━━ EXERCISE INPUTS ━━

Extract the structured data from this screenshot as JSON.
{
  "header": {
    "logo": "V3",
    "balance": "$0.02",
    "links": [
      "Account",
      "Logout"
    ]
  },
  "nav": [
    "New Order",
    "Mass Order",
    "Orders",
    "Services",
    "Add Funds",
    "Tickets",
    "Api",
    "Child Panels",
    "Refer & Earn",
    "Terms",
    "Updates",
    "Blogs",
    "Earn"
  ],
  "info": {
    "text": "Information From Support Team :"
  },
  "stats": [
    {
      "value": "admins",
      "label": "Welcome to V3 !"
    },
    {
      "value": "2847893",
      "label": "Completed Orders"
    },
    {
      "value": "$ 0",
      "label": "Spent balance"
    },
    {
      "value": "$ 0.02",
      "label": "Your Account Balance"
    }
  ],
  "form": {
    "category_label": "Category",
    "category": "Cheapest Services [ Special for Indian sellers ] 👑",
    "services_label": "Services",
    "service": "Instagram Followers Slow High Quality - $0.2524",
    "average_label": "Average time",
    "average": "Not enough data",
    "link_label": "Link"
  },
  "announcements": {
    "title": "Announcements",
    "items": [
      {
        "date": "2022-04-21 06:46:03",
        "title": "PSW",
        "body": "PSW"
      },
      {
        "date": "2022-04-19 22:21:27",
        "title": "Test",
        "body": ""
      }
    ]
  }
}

━━━

▸ WHAT YOU NEED TO DO
Report how many lines of the records above contain the word "title", giving only the number.

▸ ANSWER
3